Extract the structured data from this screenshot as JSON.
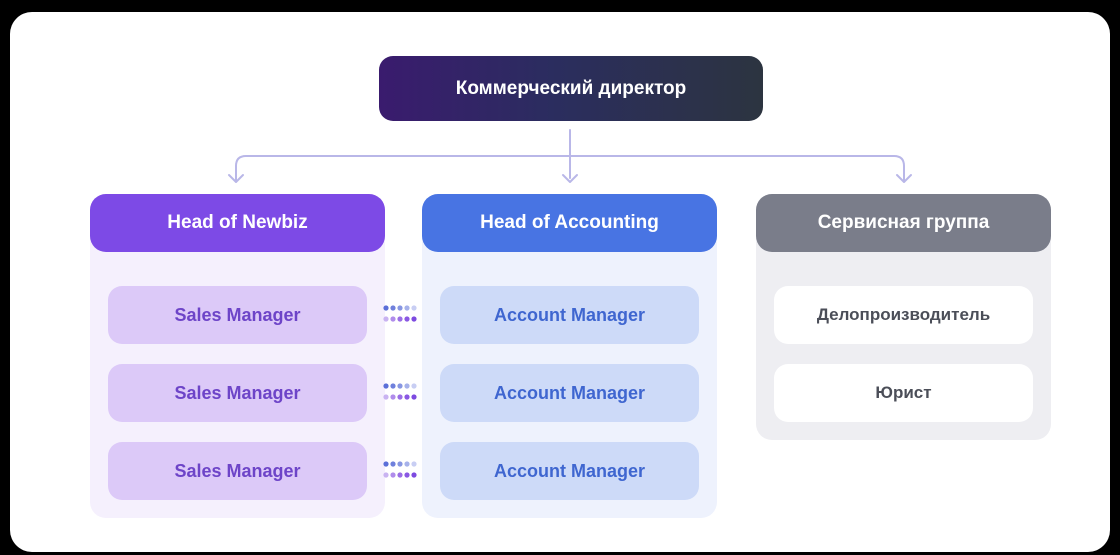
{
  "director": {
    "label": "Коммерческий директор"
  },
  "columns": [
    {
      "head": "Head of Newbiz",
      "items": [
        "Sales Manager",
        "Sales Manager",
        "Sales Manager"
      ]
    },
    {
      "head": "Head of Accounting",
      "items": [
        "Account Manager",
        "Account Manager",
        "Account Manager"
      ]
    },
    {
      "head": "Сервисная группа",
      "items": [
        "Делопроизводитель",
        "Юрист"
      ]
    }
  ],
  "colors": {
    "director_start": "#3a1b6e",
    "director_end": "#2c3440",
    "newbiz_accent": "#7d4ae6",
    "accounting_accent": "#4874e3",
    "service_accent": "#7a7d8a",
    "connector": "#b9b7e8"
  }
}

▬▬▬▬▬▬

- Task objective:
Omit the pictures and output all of the other material exactly.

- Finished task:
Extract the structured data from this screenshot as JSON.
{
  "director": {
    "label": "Коммерческий директор"
  },
  "columns": [
    {
      "head": "Head of Newbiz",
      "items": [
        "Sales Manager",
        "Sales Manager",
        "Sales Manager"
      ]
    },
    {
      "head": "Head of Accounting",
      "items": [
        "Account Manager",
        "Account Manager",
        "Account Manager"
      ]
    },
    {
      "head": "Сервисная группа",
      "items": [
        "Делопроизводитель",
        "Юрист"
      ]
    }
  ],
  "colors": {
    "director_start": "#3a1b6e",
    "director_end": "#2c3440",
    "newbiz_accent": "#7d4ae6",
    "accounting_accent": "#4874e3",
    "service_accent": "#7a7d8a",
    "connector": "#b9b7e8"
  }
}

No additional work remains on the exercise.